Task: Please give the data below again in full, exactly as it stands.

[Items from a dataset]
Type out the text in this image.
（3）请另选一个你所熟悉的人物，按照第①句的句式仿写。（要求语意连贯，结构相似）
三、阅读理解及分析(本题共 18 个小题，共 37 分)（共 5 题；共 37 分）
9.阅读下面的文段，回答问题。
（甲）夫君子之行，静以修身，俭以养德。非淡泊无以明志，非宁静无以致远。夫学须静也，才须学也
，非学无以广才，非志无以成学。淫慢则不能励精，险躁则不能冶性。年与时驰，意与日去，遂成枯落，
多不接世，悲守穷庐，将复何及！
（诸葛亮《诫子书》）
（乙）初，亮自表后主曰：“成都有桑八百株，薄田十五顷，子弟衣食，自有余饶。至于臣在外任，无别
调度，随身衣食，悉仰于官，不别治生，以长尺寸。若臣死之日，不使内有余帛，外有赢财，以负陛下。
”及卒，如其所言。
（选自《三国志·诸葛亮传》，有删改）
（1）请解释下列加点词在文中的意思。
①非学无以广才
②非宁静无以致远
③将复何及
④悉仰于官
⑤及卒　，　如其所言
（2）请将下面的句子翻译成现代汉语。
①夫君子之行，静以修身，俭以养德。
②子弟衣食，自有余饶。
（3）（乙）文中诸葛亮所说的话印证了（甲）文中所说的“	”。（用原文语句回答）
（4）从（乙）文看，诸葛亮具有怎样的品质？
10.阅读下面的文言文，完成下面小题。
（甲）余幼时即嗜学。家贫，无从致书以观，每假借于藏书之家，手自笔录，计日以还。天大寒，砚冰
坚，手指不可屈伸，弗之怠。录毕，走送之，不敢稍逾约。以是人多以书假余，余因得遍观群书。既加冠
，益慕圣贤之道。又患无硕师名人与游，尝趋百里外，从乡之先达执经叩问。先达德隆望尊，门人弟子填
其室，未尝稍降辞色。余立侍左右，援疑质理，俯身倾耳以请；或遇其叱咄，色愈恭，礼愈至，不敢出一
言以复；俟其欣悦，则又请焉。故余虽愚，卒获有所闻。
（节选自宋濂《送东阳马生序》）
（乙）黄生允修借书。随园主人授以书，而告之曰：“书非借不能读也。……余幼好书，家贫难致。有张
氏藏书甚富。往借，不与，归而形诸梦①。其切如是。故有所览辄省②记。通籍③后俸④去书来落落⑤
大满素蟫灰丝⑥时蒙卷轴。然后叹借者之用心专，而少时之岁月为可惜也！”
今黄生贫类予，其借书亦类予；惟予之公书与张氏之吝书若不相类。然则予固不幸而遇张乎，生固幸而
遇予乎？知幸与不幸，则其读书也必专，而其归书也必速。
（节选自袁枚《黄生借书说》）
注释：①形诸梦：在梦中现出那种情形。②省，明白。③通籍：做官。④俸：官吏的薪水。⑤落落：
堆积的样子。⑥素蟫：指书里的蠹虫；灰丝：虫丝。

Solution:
Type out the text in this image.
（3）请另选一个你所熟悉的人物，按照第①句的句式仿写。（要求语意连贯，结构相似）
三、阅读理解及分析(本题共 18 个小题，共 37 分)（共 5 题；共 37 分）
9.阅读下面的文段，回答问题。
（甲）夫君子之行，静以修身，俭以养德。非淡泊无以明志，非宁静无以致远。夫学须静也，才须学也
，非学无以广才，非志无以成学。淫慢则不能励精，险躁则不能冶性。年与时驰，意与日去，遂成枯落，
多不接世，悲守穷庐，将复何及！
（诸葛亮《诫子书》）
（乙）初，亮自表后主曰：“成都有桑八百株，薄田十五顷，子弟衣食，自有余饶。至于臣在外任，无别
调度，随身衣食，悉仰于官，不别治生，以长尺寸。若臣死之日，不使内有余帛，外有赢财，以负陛下。
”及卒，如其所言。
（选自《三国志·诸葛亮传》，有删改）
（1）请解释下列加点词在文中的意思。
①非学无以广才
②非宁静无以致远
③将复何及
④悉仰于官
⑤及卒　，　如其所言
（2）请将下面的句子翻译成现代汉语。
①夫君子之行，静以修身，俭以养德。
②子弟衣食，自有余饶。
（3）（乙）文中诸葛亮所说的话印证了（甲）文中所说的“	”。（用原文语句回答）
（4）从（乙）文看，诸葛亮具有怎样的品质？
10.阅读下面的文言文，完成下面小题。
（甲）余幼时即嗜学。家贫，无从致书以观，每假借于藏书之家，手自笔录，计日以还。天大寒，砚冰
坚，手指不可屈伸，弗之怠。录毕，走送之，不敢稍逾约。以是人多以书假余，余因得遍观群书。既加冠
，益慕圣贤之道。又患无硕师名人与游，尝趋百里外，从乡之先达执经叩问。先达德隆望尊，门人弟子填
其室，未尝稍降辞色。余立侍左右，援疑质理，俯身倾耳以请；或遇其叱咄，色愈恭，礼愈至，不敢出一
言以复；俟其欣悦，则又请焉。故余虽愚，卒获有所闻。
（节选自宋濂《送东阳马生序》）
（乙）黄生允修借书。随园主人授以书，而告之曰：“书非借不能读也。……余幼好书，家贫难致。有张
氏藏书甚富。往借，不与，归而形诸梦①。其切如是。故有所览辄省②记。通籍③后俸④去书来落落⑤
大满素蟫灰丝⑥时蒙卷轴。然后叹借者之用心专，而少时之岁月为可惜也！”
今黄生贫类予，其借书亦类予；惟予之公书与张氏之吝书若不相类。然则予固不幸而遇张乎，生固幸而
遇予乎？知幸与不幸，则其读书也必专，而其归书也必速。
（节选自袁枚《黄生借书说》）
注释：①形诸梦：在梦中现出那种情形。②省，明白。③通籍：做官。④俸：官吏的薪水。⑤落落：
堆积的样子。⑥素蟫：指书里的蠹虫；灰丝：虫丝。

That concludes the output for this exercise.